> _TO BE DONE_
Quote each line of the material verbatim, without the pictures.

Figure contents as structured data
# # # # # # #
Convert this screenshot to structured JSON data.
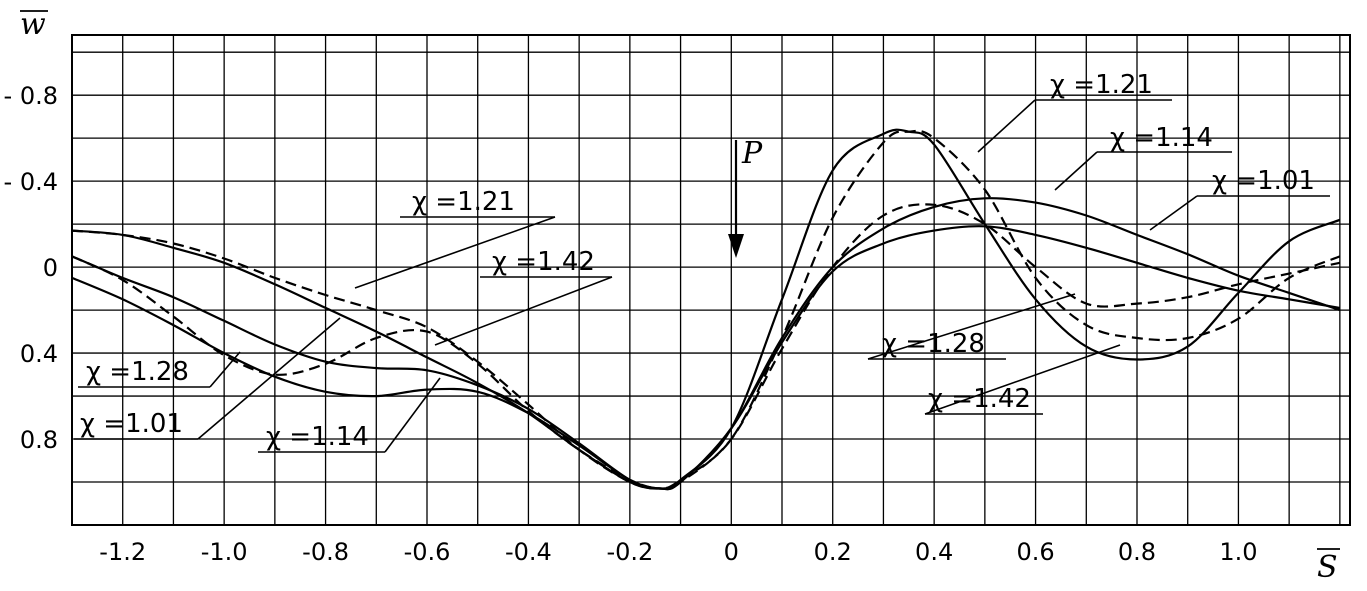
{
  "chart_data": {
    "type": "line",
    "title": "",
    "xlabel": "S",
    "ylabel": "w",
    "xlim": [
      -1.3,
      1.22
    ],
    "ylim": [
      1.2,
      -1.08
    ],
    "grid": true,
    "x_ticks": [
      {
        "value": -1.2,
        "label": "-1.2"
      },
      {
        "value": -1.0,
        "label": "-1.0"
      },
      {
        "value": -0.8,
        "label": "-0.8"
      },
      {
        "value": -0.6,
        "label": "-0.6"
      },
      {
        "value": -0.4,
        "label": "-0.4"
      },
      {
        "value": -0.2,
        "label": "-0.2"
      },
      {
        "value": 0,
        "label": "0"
      },
      {
        "value": 0.2,
        "label": "0.2"
      },
      {
        "value": 0.4,
        "label": "0.4"
      },
      {
        "value": 0.6,
        "label": "0.6"
      },
      {
        "value": 0.8,
        "label": "0.8"
      },
      {
        "value": 1.0,
        "label": "1.0"
      }
    ],
    "y_ticks": [
      {
        "value": -0.8,
        "label": "- 0.8"
      },
      {
        "value": -0.4,
        "label": "- 0.4"
      },
      {
        "value": 0,
        "label": "0"
      },
      {
        "value": 0.4,
        "label": "0.4"
      },
      {
        "value": 0.8,
        "label": "0.8"
      }
    ],
    "load": {
      "label": "P",
      "x": 0
    },
    "series": [
      {
        "name": "χ =1.01",
        "style": "solid",
        "x": [
          -1.3,
          -1.2,
          -1.1,
          -1.0,
          -0.9,
          -0.8,
          -0.7,
          -0.6,
          -0.5,
          -0.4,
          -0.3,
          -0.2,
          -0.14,
          -0.1,
          0,
          0.1,
          0.2,
          0.3,
          0.4,
          0.5,
          0.6,
          0.7,
          0.8,
          0.9,
          1.0,
          1.1,
          1.2
        ],
        "y": [
          -0.05,
          0.05,
          0.14,
          0.25,
          0.36,
          0.44,
          0.47,
          0.48,
          0.55,
          0.66,
          0.82,
          0.99,
          1.03,
          1.0,
          0.75,
          0.35,
          0.02,
          -0.11,
          -0.17,
          -0.19,
          -0.15,
          -0.09,
          -0.02,
          0.05,
          0.11,
          0.15,
          0.19
        ]
      },
      {
        "name": "χ =1.14",
        "style": "solid",
        "x": [
          -1.3,
          -1.2,
          -1.1,
          -1.0,
          -0.9,
          -0.8,
          -0.7,
          -0.6,
          -0.5,
          -0.4,
          -0.3,
          -0.2,
          -0.14,
          -0.1,
          0,
          0.1,
          0.2,
          0.3,
          0.4,
          0.5,
          0.6,
          0.7,
          0.8,
          0.9,
          1.0,
          1.1,
          1.2
        ],
        "y": [
          0.05,
          0.15,
          0.27,
          0.4,
          0.51,
          0.58,
          0.6,
          0.57,
          0.58,
          0.68,
          0.83,
          0.99,
          1.03,
          1.0,
          0.75,
          0.33,
          0.0,
          -0.18,
          -0.28,
          -0.32,
          -0.3,
          -0.24,
          -0.15,
          -0.06,
          0.04,
          0.12,
          0.2
        ]
      },
      {
        "name": "χ =1.21",
        "style": "dashed",
        "x": [
          -1.3,
          -1.2,
          -1.1,
          -1.0,
          -0.9,
          -0.8,
          -0.7,
          -0.6,
          -0.5,
          -0.4,
          -0.3,
          -0.2,
          -0.14,
          -0.1,
          0,
          0.1,
          0.2,
          0.3,
          0.35,
          0.4,
          0.5,
          0.6,
          0.7,
          0.8,
          0.9,
          1.0,
          1.1,
          1.2
        ],
        "y": [
          -0.17,
          -0.15,
          -0.11,
          -0.04,
          0.05,
          0.13,
          0.2,
          0.28,
          0.44,
          0.64,
          0.85,
          1.0,
          1.03,
          0.99,
          0.8,
          0.33,
          -0.23,
          -0.58,
          -0.63,
          -0.6,
          -0.36,
          0.05,
          0.27,
          0.33,
          0.33,
          0.24,
          0.05,
          -0.05
        ]
      },
      {
        "name": "χ =1.28",
        "style": "dashed",
        "x": [
          -1.3,
          -1.2,
          -1.1,
          -1.0,
          -0.9,
          -0.8,
          -0.7,
          -0.6,
          -0.5,
          -0.4,
          -0.3,
          -0.2,
          -0.14,
          -0.1,
          0,
          0.1,
          0.2,
          0.3,
          0.4,
          0.5,
          0.6,
          0.7,
          0.8,
          0.9,
          1.0,
          1.1,
          1.2
        ],
        "y": [
          -0.05,
          0.06,
          0.23,
          0.41,
          0.5,
          0.45,
          0.33,
          0.3,
          0.45,
          0.67,
          0.85,
          0.99,
          1.03,
          1.0,
          0.8,
          0.38,
          0.0,
          -0.24,
          -0.29,
          -0.2,
          0.0,
          0.17,
          0.17,
          0.14,
          0.08,
          0.03,
          -0.02
        ]
      },
      {
        "name": "χ =1.42",
        "style": "solid",
        "x": [
          -1.3,
          -1.2,
          -1.1,
          -1.0,
          -0.9,
          -0.8,
          -0.7,
          -0.6,
          -0.5,
          -0.4,
          -0.3,
          -0.2,
          -0.14,
          -0.1,
          0,
          0.1,
          0.2,
          0.3,
          0.35,
          0.4,
          0.5,
          0.6,
          0.7,
          0.8,
          0.9,
          1.0,
          1.1,
          1.2
        ],
        "y": [
          -0.17,
          -0.15,
          -0.09,
          -0.02,
          0.08,
          0.19,
          0.3,
          0.42,
          0.54,
          0.68,
          0.85,
          1.0,
          1.03,
          0.99,
          0.75,
          0.15,
          -0.45,
          -0.62,
          -0.63,
          -0.57,
          -0.2,
          0.15,
          0.37,
          0.43,
          0.37,
          0.12,
          -0.12,
          -0.22
        ]
      }
    ],
    "annotations": [
      {
        "text": "χ =1.21",
        "series": "χ =1.21",
        "side": "left"
      },
      {
        "text": "χ =1.42",
        "series": "χ =1.42",
        "side": "left"
      },
      {
        "text": "χ =1.28",
        "series": "χ =1.28",
        "side": "left"
      },
      {
        "text": "χ =1.01",
        "series": "χ =1.01",
        "side": "left"
      },
      {
        "text": "χ =1.14",
        "series": "χ =1.14",
        "side": "left"
      },
      {
        "text": "χ =1.21",
        "series": "χ =1.21",
        "side": "right"
      },
      {
        "text": "χ =1.14",
        "series": "χ =1.14",
        "side": "right"
      },
      {
        "text": "χ =1.01",
        "series": "χ =1.01",
        "side": "right"
      },
      {
        "text": "χ =1.28",
        "series": "χ =1.28",
        "side": "right"
      },
      {
        "text": "χ =1.42",
        "series": "χ =1.42",
        "side": "right"
      }
    ]
  }
}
# # # # # # #
> _TASK OUTPUT_
Convert this screenshot to structured JSON data.
{
  "chart_data": {
    "type": "line",
    "title": "",
    "xlabel": "S",
    "ylabel": "w",
    "xlim": [
      -1.3,
      1.22
    ],
    "ylim": [
      1.2,
      -1.08
    ],
    "grid": true,
    "x_ticks": [
      {
        "value": -1.2,
        "label": "-1.2"
      },
      {
        "value": -1.0,
        "label": "-1.0"
      },
      {
        "value": -0.8,
        "label": "-0.8"
      },
      {
        "value": -0.6,
        "label": "-0.6"
      },
      {
        "value": -0.4,
        "label": "-0.4"
      },
      {
        "value": -0.2,
        "label": "-0.2"
      },
      {
        "value": 0,
        "label": "0"
      },
      {
        "value": 0.2,
        "label": "0.2"
      },
      {
        "value": 0.4,
        "label": "0.4"
      },
      {
        "value": 0.6,
        "label": "0.6"
      },
      {
        "value": 0.8,
        "label": "0.8"
      },
      {
        "value": 1.0,
        "label": "1.0"
      }
    ],
    "y_ticks": [
      {
        "value": -0.8,
        "label": "- 0.8"
      },
      {
        "value": -0.4,
        "label": "- 0.4"
      },
      {
        "value": 0,
        "label": "0"
      },
      {
        "value": 0.4,
        "label": "0.4"
      },
      {
        "value": 0.8,
        "label": "0.8"
      }
    ],
    "load": {
      "label": "P",
      "x": 0
    },
    "series": [
      {
        "name": "χ =1.01",
        "style": "solid",
        "x": [
          -1.3,
          -1.2,
          -1.1,
          -1.0,
          -0.9,
          -0.8,
          -0.7,
          -0.6,
          -0.5,
          -0.4,
          -0.3,
          -0.2,
          -0.14,
          -0.1,
          0,
          0.1,
          0.2,
          0.3,
          0.4,
          0.5,
          0.6,
          0.7,
          0.8,
          0.9,
          1.0,
          1.1,
          1.2
        ],
        "y": [
          -0.05,
          0.05,
          0.14,
          0.25,
          0.36,
          0.44,
          0.47,
          0.48,
          0.55,
          0.66,
          0.82,
          0.99,
          1.03,
          1.0,
          0.75,
          0.35,
          0.02,
          -0.11,
          -0.17,
          -0.19,
          -0.15,
          -0.09,
          -0.02,
          0.05,
          0.11,
          0.15,
          0.19
        ]
      },
      {
        "name": "χ =1.14",
        "style": "solid",
        "x": [
          -1.3,
          -1.2,
          -1.1,
          -1.0,
          -0.9,
          -0.8,
          -0.7,
          -0.6,
          -0.5,
          -0.4,
          -0.3,
          -0.2,
          -0.14,
          -0.1,
          0,
          0.1,
          0.2,
          0.3,
          0.4,
          0.5,
          0.6,
          0.7,
          0.8,
          0.9,
          1.0,
          1.1,
          1.2
        ],
        "y": [
          0.05,
          0.15,
          0.27,
          0.4,
          0.51,
          0.58,
          0.6,
          0.57,
          0.58,
          0.68,
          0.83,
          0.99,
          1.03,
          1.0,
          0.75,
          0.33,
          0.0,
          -0.18,
          -0.28,
          -0.32,
          -0.3,
          -0.24,
          -0.15,
          -0.06,
          0.04,
          0.12,
          0.2
        ]
      },
      {
        "name": "χ =1.21",
        "style": "dashed",
        "x": [
          -1.3,
          -1.2,
          -1.1,
          -1.0,
          -0.9,
          -0.8,
          -0.7,
          -0.6,
          -0.5,
          -0.4,
          -0.3,
          -0.2,
          -0.14,
          -0.1,
          0,
          0.1,
          0.2,
          0.3,
          0.35,
          0.4,
          0.5,
          0.6,
          0.7,
          0.8,
          0.9,
          1.0,
          1.1,
          1.2
        ],
        "y": [
          -0.17,
          -0.15,
          -0.11,
          -0.04,
          0.05,
          0.13,
          0.2,
          0.28,
          0.44,
          0.64,
          0.85,
          1.0,
          1.03,
          0.99,
          0.8,
          0.33,
          -0.23,
          -0.58,
          -0.63,
          -0.6,
          -0.36,
          0.05,
          0.27,
          0.33,
          0.33,
          0.24,
          0.05,
          -0.05
        ]
      },
      {
        "name": "χ =1.28",
        "style": "dashed",
        "x": [
          -1.3,
          -1.2,
          -1.1,
          -1.0,
          -0.9,
          -0.8,
          -0.7,
          -0.6,
          -0.5,
          -0.4,
          -0.3,
          -0.2,
          -0.14,
          -0.1,
          0,
          0.1,
          0.2,
          0.3,
          0.4,
          0.5,
          0.6,
          0.7,
          0.8,
          0.9,
          1.0,
          1.1,
          1.2
        ],
        "y": [
          -0.05,
          0.06,
          0.23,
          0.41,
          0.5,
          0.45,
          0.33,
          0.3,
          0.45,
          0.67,
          0.85,
          0.99,
          1.03,
          1.0,
          0.8,
          0.38,
          0.0,
          -0.24,
          -0.29,
          -0.2,
          0.0,
          0.17,
          0.17,
          0.14,
          0.08,
          0.03,
          -0.02
        ]
      },
      {
        "name": "χ =1.42",
        "style": "solid",
        "x": [
          -1.3,
          -1.2,
          -1.1,
          -1.0,
          -0.9,
          -0.8,
          -0.7,
          -0.6,
          -0.5,
          -0.4,
          -0.3,
          -0.2,
          -0.14,
          -0.1,
          0,
          0.1,
          0.2,
          0.3,
          0.35,
          0.4,
          0.5,
          0.6,
          0.7,
          0.8,
          0.9,
          1.0,
          1.1,
          1.2
        ],
        "y": [
          -0.17,
          -0.15,
          -0.09,
          -0.02,
          0.08,
          0.19,
          0.3,
          0.42,
          0.54,
          0.68,
          0.85,
          1.0,
          1.03,
          0.99,
          0.75,
          0.15,
          -0.45,
          -0.62,
          -0.63,
          -0.57,
          -0.2,
          0.15,
          0.37,
          0.43,
          0.37,
          0.12,
          -0.12,
          -0.22
        ]
      }
    ],
    "annotations": [
      {
        "text": "χ =1.21",
        "series": "χ =1.21",
        "side": "left"
      },
      {
        "text": "χ =1.42",
        "series": "χ =1.42",
        "side": "left"
      },
      {
        "text": "χ =1.28",
        "series": "χ =1.28",
        "side": "left"
      },
      {
        "text": "χ =1.01",
        "series": "χ =1.01",
        "side": "left"
      },
      {
        "text": "χ =1.14",
        "series": "χ =1.14",
        "side": "left"
      },
      {
        "text": "χ =1.21",
        "series": "χ =1.21",
        "side": "right"
      },
      {
        "text": "χ =1.14",
        "series": "χ =1.14",
        "side": "right"
      },
      {
        "text": "χ =1.01",
        "series": "χ =1.01",
        "side": "right"
      },
      {
        "text": "χ =1.28",
        "series": "χ =1.28",
        "side": "right"
      },
      {
        "text": "χ =1.42",
        "series": "χ =1.42",
        "side": "right"
      }
    ]
  }
}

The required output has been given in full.